== Stored records ==

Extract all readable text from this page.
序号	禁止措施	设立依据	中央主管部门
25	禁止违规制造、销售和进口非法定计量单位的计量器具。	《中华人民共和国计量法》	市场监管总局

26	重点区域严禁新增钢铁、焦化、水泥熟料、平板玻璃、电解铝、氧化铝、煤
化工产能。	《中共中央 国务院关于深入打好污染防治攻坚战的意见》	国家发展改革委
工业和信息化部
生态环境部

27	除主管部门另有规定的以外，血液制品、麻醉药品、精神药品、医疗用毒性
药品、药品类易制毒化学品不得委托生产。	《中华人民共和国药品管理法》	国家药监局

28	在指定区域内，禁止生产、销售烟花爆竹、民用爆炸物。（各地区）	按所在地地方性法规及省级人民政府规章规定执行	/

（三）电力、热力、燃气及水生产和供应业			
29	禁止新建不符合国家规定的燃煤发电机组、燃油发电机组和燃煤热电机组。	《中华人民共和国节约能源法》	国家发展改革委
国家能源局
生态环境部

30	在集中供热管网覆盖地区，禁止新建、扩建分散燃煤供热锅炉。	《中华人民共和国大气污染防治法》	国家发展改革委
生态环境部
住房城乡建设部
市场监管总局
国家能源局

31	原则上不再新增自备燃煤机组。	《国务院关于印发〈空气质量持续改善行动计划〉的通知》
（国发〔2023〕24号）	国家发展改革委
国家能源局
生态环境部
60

===

▶ What is being asked
Every record above needs to be repeated word for word.

▶ Worked solution
Extract all readable text from this page.
序号	禁止措施	设立依据	中央主管部门
25	禁止违规制造、销售和进口非法定计量单位的计量器具。	《中华人民共和国计量法》	市场监管总局

26	重点区域严禁新增钢铁、焦化、水泥熟料、平板玻璃、电解铝、氧化铝、煤
化工产能。	《中共中央 国务院关于深入打好污染防治攻坚战的意见》	国家发展改革委
工业和信息化部
生态环境部

27	除主管部门另有规定的以外，血液制品、麻醉药品、精神药品、医疗用毒性
药品、药品类易制毒化学品不得委托生产。	《中华人民共和国药品管理法》	国家药监局

28	在指定区域内，禁止生产、销售烟花爆竹、民用爆炸物。（各地区）	按所在地地方性法规及省级人民政府规章规定执行	/

（三）电力、热力、燃气及水生产和供应业			
29	禁止新建不符合国家规定的燃煤发电机组、燃油发电机组和燃煤热电机组。	《中华人民共和国节约能源法》	国家发展改革委
国家能源局
生态环境部

30	在集中供热管网覆盖地区，禁止新建、扩建分散燃煤供热锅炉。	《中华人民共和国大气污染防治法》	国家发展改革委
生态环境部
住房城乡建设部
市场监管总局
国家能源局

31	原则上不再新增自备燃煤机组。	《国务院关于印发〈空气质量持续改善行动计划〉的通知》
（国发〔2023〕24号）	国家发展改革委
国家能源局
生态环境部
60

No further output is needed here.